Exercise description =>
Reproduce every line of the records below verbatim, with no changes.

[Excerpt from a dataset]

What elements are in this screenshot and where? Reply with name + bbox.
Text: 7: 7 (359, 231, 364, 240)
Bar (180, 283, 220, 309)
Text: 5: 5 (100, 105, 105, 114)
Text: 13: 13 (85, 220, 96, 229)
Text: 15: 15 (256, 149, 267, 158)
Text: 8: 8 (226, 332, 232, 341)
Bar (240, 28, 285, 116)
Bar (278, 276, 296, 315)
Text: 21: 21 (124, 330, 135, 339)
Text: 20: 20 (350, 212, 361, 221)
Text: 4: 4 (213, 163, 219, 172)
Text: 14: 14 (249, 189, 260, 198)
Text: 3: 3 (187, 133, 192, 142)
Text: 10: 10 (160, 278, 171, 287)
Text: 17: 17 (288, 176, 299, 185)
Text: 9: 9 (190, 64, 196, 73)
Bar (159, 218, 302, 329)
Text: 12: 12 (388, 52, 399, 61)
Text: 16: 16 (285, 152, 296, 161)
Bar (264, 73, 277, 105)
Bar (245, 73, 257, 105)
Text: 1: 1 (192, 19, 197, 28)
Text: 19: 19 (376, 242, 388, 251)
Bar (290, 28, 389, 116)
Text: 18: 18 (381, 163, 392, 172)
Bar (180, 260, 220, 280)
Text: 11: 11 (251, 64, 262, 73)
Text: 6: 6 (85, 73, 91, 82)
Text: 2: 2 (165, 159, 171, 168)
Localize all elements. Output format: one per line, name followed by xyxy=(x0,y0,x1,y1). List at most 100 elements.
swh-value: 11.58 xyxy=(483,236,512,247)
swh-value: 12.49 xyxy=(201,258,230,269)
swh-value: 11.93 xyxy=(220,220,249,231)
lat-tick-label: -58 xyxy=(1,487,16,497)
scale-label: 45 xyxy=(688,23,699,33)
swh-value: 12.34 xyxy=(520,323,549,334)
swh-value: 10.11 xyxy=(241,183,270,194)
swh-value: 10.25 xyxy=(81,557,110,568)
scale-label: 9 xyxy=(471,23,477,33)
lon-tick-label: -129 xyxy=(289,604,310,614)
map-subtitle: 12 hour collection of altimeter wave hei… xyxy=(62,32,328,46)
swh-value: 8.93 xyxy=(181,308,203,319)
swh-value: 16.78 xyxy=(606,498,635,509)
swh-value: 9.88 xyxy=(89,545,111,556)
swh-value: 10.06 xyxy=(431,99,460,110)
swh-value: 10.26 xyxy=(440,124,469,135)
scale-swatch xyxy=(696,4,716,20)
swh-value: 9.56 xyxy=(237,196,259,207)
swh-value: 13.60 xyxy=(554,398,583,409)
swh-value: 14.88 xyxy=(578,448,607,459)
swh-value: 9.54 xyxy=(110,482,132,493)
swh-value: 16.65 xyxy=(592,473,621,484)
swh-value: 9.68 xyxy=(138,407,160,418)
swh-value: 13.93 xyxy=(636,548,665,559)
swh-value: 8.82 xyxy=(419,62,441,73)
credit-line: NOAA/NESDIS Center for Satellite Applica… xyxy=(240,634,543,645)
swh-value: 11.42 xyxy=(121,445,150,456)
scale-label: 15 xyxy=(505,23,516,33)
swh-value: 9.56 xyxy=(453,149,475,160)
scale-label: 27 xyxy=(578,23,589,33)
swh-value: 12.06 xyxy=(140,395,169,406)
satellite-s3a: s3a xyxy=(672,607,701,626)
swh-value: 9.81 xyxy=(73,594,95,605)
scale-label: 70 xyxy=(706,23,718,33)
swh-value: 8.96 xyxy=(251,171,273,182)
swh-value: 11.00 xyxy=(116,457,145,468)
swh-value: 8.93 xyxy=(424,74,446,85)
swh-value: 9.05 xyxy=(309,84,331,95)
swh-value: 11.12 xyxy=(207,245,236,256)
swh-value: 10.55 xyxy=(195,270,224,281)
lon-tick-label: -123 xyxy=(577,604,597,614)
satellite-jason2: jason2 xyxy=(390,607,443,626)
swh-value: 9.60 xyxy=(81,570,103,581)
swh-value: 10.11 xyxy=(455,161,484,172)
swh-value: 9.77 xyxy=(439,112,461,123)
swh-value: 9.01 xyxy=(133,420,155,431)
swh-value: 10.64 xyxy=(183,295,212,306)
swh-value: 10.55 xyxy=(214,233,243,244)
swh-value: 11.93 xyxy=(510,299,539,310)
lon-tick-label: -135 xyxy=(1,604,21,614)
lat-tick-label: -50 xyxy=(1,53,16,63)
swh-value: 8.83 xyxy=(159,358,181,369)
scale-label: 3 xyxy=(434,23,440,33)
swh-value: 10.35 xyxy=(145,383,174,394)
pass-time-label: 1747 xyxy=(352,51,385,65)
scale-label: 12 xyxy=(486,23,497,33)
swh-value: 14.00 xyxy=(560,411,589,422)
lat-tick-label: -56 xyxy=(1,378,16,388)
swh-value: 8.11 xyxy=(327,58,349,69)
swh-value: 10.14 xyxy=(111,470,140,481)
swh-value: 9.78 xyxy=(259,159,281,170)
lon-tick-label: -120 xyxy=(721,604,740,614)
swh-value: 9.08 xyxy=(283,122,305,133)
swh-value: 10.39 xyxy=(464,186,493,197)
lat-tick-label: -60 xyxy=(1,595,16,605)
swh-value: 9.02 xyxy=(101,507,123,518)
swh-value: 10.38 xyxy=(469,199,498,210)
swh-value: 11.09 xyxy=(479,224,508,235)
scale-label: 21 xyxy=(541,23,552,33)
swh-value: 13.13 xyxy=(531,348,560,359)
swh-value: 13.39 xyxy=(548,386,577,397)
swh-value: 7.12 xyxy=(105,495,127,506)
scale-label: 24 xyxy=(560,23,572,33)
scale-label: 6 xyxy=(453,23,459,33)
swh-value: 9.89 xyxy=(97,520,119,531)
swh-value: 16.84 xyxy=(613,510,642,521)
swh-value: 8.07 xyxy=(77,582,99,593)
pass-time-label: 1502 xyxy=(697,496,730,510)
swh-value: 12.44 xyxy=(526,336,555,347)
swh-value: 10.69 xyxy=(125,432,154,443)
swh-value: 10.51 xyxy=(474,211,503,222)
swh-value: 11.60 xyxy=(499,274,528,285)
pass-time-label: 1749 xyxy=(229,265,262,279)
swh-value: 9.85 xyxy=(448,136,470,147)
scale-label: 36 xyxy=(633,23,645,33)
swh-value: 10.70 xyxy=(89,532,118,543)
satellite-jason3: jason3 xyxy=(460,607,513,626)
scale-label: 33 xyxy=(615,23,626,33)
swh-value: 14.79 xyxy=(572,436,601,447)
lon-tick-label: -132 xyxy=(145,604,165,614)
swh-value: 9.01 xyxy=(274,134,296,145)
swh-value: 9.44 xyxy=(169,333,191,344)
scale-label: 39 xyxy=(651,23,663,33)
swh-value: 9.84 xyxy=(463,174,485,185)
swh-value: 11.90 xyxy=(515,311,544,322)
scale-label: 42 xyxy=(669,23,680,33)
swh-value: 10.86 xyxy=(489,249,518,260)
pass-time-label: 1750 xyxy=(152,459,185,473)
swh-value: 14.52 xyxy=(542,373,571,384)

Correct answer =>
What elements are in this screenshot and where? Reply with name + bbox.
Text: 7: 7 (359, 231, 364, 240)
Bar (180, 283, 220, 309)
Text: 5: 5 (100, 105, 105, 114)
Text: 13: 13 (85, 220, 96, 229)
Text: 15: 15 (256, 149, 267, 158)
Text: 8: 8 (226, 332, 232, 341)
Bar (240, 28, 285, 116)
Bar (278, 276, 296, 315)
Text: 21: 21 (124, 330, 135, 339)
Text: 20: 20 (350, 212, 361, 221)
Text: 4: 4 (213, 163, 219, 172)
Text: 14: 14 (249, 189, 260, 198)
Text: 3: 3 (187, 133, 192, 142)
Text: 10: 10 (160, 278, 171, 287)
Text: 17: 17 (288, 176, 299, 185)
Text: 9: 9 (190, 64, 196, 73)
Bar (159, 218, 302, 329)
Text: 12: 12 (388, 52, 399, 61)
Text: 16: 16 (285, 152, 296, 161)
Bar (264, 73, 277, 105)
Bar (245, 73, 257, 105)
Text: 1: 1 (192, 19, 197, 28)
Text: 19: 19 (376, 242, 388, 251)
Bar (290, 28, 389, 116)
Text: 18: 18 (381, 163, 392, 172)
Bar (180, 260, 220, 280)
Text: 11: 11 (251, 64, 262, 73)
Text: 6: 6 (85, 73, 91, 82)
Text: 2: 2 (165, 159, 171, 168)
Localize all elements. Output format: one per line, name followed by xyxy=(x0,y0,x1,y1). List at most 100 elements.
swh-value: 11.58 xyxy=(483,236,512,247)
swh-value: 12.49 xyxy=(201,258,230,269)
swh-value: 11.93 xyxy=(220,220,249,231)
lat-tick-label: -58 xyxy=(1,487,16,497)
scale-label: 45 xyxy=(688,23,699,33)
swh-value: 12.34 xyxy=(520,323,549,334)
swh-value: 10.11 xyxy=(241,183,270,194)
swh-value: 10.25 xyxy=(81,557,110,568)
scale-label: 9 xyxy=(471,23,477,33)
lon-tick-label: -129 xyxy=(289,604,310,614)
map-subtitle: 12 hour collection of altimeter wave hei… xyxy=(62,32,328,46)
swh-value: 8.93 xyxy=(181,308,203,319)
swh-value: 16.78 xyxy=(606,498,635,509)
swh-value: 9.88 xyxy=(89,545,111,556)
swh-value: 10.06 xyxy=(431,99,460,110)
swh-value: 10.26 xyxy=(440,124,469,135)
scale-swatch xyxy=(696,4,716,20)
swh-value: 9.56 xyxy=(237,196,259,207)
swh-value: 13.60 xyxy=(554,398,583,409)
swh-value: 14.88 xyxy=(578,448,607,459)
swh-value: 9.54 xyxy=(110,482,132,493)
swh-value: 16.65 xyxy=(592,473,621,484)
swh-value: 9.68 xyxy=(138,407,160,418)
swh-value: 13.93 xyxy=(636,548,665,559)
swh-value: 8.82 xyxy=(419,62,441,73)
credit-line: NOAA/NESDIS Center for Satellite Applica… xyxy=(240,634,543,645)
swh-value: 11.42 xyxy=(121,445,150,456)
scale-label: 15 xyxy=(505,23,516,33)
swh-value: 9.56 xyxy=(453,149,475,160)
scale-label: 27 xyxy=(578,23,589,33)
swh-value: 12.06 xyxy=(140,395,169,406)
satellite-s3a: s3a xyxy=(672,607,701,626)
swh-value: 9.81 xyxy=(73,594,95,605)
scale-label: 70 xyxy=(706,23,718,33)
swh-value: 8.96 xyxy=(251,171,273,182)
swh-value: 11.00 xyxy=(116,457,145,468)
swh-value: 8.93 xyxy=(424,74,446,85)
swh-value: 9.05 xyxy=(309,84,331,95)
swh-value: 11.12 xyxy=(207,245,236,256)
swh-value: 10.55 xyxy=(195,270,224,281)
lon-tick-label: -123 xyxy=(577,604,597,614)
satellite-jason2: jason2 xyxy=(390,607,443,626)
swh-value: 9.60 xyxy=(81,570,103,581)
swh-value: 10.11 xyxy=(455,161,484,172)
swh-value: 9.77 xyxy=(439,112,461,123)
swh-value: 9.01 xyxy=(133,420,155,431)
swh-value: 10.64 xyxy=(183,295,212,306)
swh-value: 10.55 xyxy=(214,233,243,244)
swh-value: 11.93 xyxy=(510,299,539,310)
lon-tick-label: -135 xyxy=(1,604,21,614)
lat-tick-label: -50 xyxy=(1,53,16,63)
swh-value: 8.83 xyxy=(159,358,181,369)
scale-label: 3 xyxy=(434,23,440,33)
swh-value: 10.35 xyxy=(145,383,174,394)
pass-time-label: 1747 xyxy=(352,51,385,65)
scale-label: 12 xyxy=(486,23,497,33)
swh-value: 14.00 xyxy=(560,411,589,422)
lat-tick-label: -56 xyxy=(1,378,16,388)
swh-value: 8.11 xyxy=(327,58,349,69)
swh-value: 10.14 xyxy=(111,470,140,481)
swh-value: 9.78 xyxy=(259,159,281,170)
lon-tick-label: -120 xyxy=(721,604,740,614)
swh-value: 9.08 xyxy=(283,122,305,133)
swh-value: 10.39 xyxy=(464,186,493,197)
lat-tick-label: -60 xyxy=(1,595,16,605)
swh-value: 9.02 xyxy=(101,507,123,518)
swh-value: 10.38 xyxy=(469,199,498,210)
swh-value: 11.09 xyxy=(479,224,508,235)
scale-label: 21 xyxy=(541,23,552,33)
swh-value: 13.13 xyxy=(531,348,560,359)
swh-value: 13.39 xyxy=(548,386,577,397)
swh-value: 7.12 xyxy=(105,495,127,506)
scale-label: 24 xyxy=(560,23,572,33)
scale-label: 6 xyxy=(453,23,459,33)
swh-value: 9.89 xyxy=(97,520,119,531)
swh-value: 16.84 xyxy=(613,510,642,521)
swh-value: 8.07 xyxy=(77,582,99,593)
pass-time-label: 1502 xyxy=(697,496,730,510)
swh-value: 12.44 xyxy=(526,336,555,347)
swh-value: 10.69 xyxy=(125,432,154,443)
swh-value: 10.51 xyxy=(474,211,503,222)
swh-value: 11.60 xyxy=(499,274,528,285)
pass-time-label: 1749 xyxy=(229,265,262,279)
swh-value: 9.85 xyxy=(448,136,470,147)
scale-label: 36 xyxy=(633,23,645,33)
swh-value: 10.70 xyxy=(89,532,118,543)
satellite-jason3: jason3 xyxy=(460,607,513,626)
scale-label: 33 xyxy=(615,23,626,33)
swh-value: 14.79 xyxy=(572,436,601,447)
lon-tick-label: -132 xyxy=(145,604,165,614)
swh-value: 9.01 xyxy=(274,134,296,145)
swh-value: 9.44 xyxy=(169,333,191,344)
scale-label: 39 xyxy=(651,23,663,33)
swh-value: 9.84 xyxy=(463,174,485,185)
swh-value: 11.90 xyxy=(515,311,544,322)
scale-label: 42 xyxy=(669,23,680,33)
swh-value: 10.86 xyxy=(489,249,518,260)
pass-time-label: 1750 xyxy=(152,459,185,473)
swh-value: 14.52 xyxy=(542,373,571,384)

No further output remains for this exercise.